### OBJECTIVE
Return only the count of lines in which the word "очереди" appears.
══ DATASET ENTRIES ══
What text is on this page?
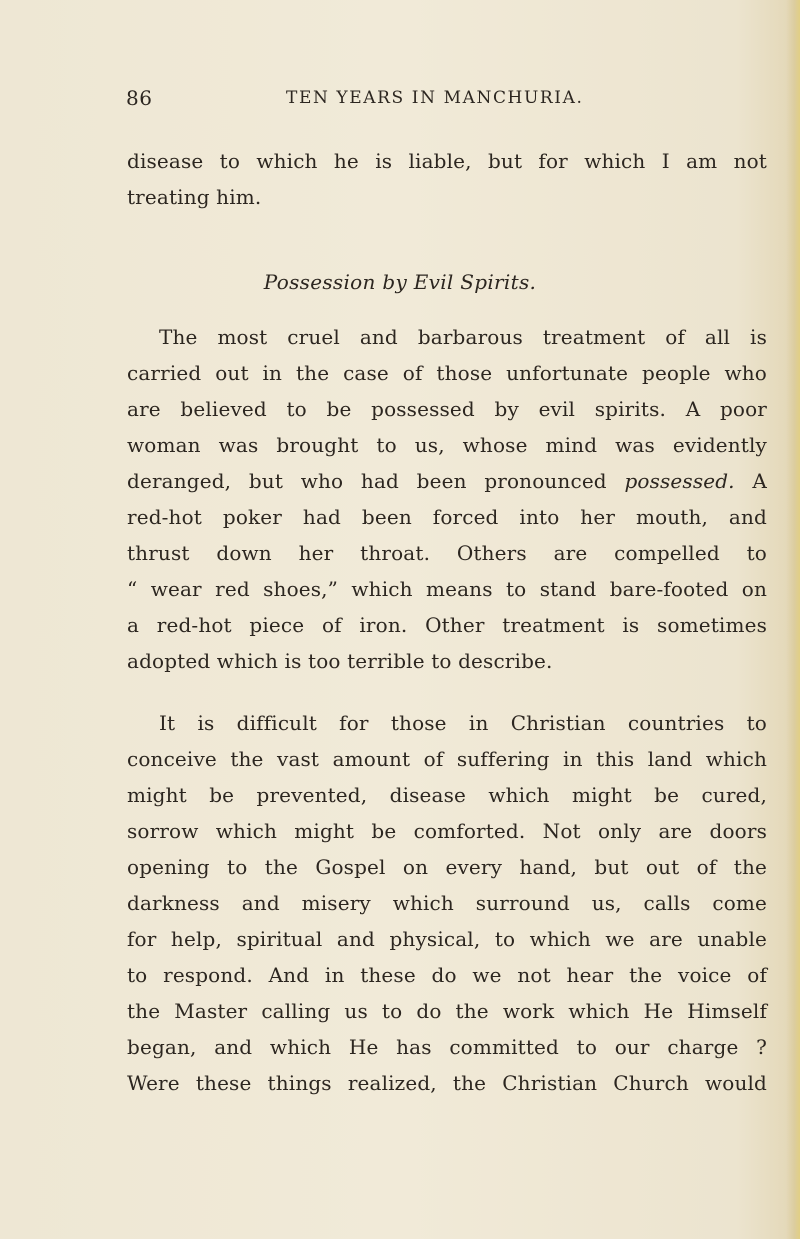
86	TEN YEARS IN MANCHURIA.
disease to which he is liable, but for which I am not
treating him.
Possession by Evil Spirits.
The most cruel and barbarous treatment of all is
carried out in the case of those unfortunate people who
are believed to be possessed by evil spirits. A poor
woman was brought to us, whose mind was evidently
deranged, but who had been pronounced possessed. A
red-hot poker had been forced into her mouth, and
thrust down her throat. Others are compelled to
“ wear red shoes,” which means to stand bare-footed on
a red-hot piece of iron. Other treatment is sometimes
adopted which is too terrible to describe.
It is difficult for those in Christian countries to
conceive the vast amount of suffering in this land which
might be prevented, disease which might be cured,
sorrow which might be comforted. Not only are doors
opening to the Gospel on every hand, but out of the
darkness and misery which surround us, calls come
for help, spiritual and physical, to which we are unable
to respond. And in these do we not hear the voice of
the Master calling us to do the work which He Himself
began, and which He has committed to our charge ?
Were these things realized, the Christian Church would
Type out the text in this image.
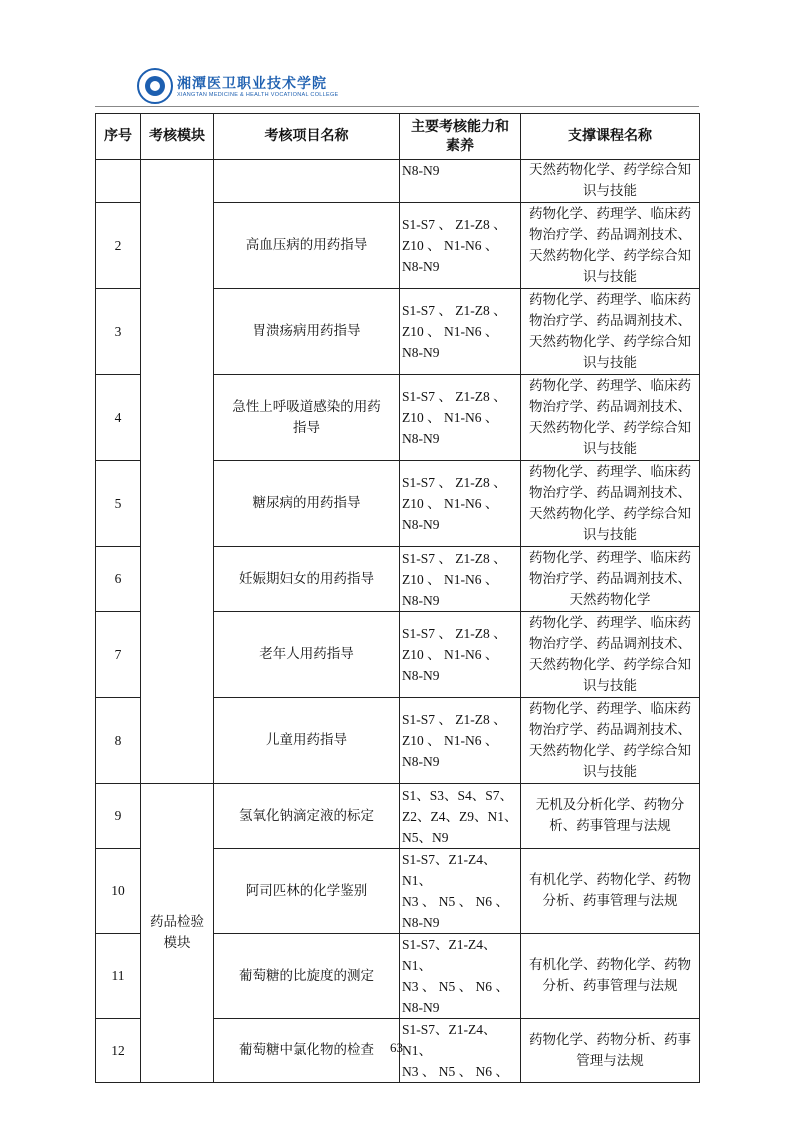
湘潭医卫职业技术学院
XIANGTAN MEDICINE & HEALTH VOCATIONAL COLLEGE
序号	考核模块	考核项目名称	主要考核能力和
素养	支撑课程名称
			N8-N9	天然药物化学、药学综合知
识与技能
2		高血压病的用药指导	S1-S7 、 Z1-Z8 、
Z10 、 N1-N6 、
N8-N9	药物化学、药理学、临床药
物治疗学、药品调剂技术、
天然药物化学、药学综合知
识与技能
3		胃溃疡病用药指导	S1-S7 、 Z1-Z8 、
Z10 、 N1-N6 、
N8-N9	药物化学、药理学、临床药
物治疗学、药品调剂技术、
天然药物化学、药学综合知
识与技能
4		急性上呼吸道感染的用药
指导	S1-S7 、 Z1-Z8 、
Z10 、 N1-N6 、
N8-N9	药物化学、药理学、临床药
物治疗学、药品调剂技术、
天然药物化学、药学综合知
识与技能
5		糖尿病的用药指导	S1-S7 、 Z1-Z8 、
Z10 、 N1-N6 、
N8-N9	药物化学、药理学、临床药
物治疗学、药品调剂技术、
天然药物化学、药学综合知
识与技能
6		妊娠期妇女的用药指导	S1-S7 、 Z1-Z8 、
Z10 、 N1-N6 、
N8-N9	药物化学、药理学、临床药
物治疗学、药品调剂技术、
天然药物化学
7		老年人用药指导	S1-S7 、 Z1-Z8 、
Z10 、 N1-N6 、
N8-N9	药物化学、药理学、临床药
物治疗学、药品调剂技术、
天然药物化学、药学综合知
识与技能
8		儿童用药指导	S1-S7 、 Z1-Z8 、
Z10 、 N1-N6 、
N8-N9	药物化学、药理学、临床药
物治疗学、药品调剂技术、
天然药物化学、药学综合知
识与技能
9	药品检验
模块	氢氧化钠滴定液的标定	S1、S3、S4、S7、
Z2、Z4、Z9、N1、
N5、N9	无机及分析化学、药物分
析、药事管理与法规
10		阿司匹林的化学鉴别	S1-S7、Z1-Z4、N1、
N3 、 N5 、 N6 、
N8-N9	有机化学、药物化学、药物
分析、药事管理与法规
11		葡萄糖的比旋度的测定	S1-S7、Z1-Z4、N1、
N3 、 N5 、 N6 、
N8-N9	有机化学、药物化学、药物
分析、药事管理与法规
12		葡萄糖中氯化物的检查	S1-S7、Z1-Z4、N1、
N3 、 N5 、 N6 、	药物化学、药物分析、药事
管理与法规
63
═══
══ DATASET ENTRIES ══
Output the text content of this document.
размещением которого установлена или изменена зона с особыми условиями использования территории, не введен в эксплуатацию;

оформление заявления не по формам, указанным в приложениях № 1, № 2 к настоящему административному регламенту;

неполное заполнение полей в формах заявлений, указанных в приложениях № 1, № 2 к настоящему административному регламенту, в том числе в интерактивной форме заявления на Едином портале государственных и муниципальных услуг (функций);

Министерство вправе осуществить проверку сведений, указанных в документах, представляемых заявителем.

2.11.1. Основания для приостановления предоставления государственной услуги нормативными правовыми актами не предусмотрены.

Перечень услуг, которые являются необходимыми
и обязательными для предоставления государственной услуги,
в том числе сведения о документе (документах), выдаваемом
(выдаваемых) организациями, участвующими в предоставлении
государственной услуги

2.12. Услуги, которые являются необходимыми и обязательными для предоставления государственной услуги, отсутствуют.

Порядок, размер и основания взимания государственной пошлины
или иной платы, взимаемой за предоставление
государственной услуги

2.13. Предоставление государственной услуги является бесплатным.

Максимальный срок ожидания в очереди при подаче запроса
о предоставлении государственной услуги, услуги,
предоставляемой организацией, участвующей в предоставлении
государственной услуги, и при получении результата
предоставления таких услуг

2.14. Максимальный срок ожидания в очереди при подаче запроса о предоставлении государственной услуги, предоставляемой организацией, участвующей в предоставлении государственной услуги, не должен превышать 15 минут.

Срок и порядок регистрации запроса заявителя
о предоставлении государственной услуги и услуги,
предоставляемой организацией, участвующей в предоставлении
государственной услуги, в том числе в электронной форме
═══
══ DATASET ENTRIES ══
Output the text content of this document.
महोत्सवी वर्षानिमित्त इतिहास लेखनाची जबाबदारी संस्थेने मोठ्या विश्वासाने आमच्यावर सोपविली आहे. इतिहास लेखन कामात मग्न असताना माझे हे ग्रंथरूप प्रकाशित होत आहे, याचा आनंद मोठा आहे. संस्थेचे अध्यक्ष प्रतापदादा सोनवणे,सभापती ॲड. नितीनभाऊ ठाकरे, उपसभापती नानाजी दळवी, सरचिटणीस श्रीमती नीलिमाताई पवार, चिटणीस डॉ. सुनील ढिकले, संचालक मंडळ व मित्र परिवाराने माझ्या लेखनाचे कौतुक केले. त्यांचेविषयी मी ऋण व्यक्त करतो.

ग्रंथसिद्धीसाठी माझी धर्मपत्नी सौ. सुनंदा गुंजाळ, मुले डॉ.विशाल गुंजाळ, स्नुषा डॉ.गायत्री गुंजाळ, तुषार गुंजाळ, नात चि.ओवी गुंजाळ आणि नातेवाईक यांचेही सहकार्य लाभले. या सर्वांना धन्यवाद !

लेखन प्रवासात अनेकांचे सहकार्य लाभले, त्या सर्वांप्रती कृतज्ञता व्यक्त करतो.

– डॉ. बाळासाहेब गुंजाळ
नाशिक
═══
### WRITTEN ANSWER
2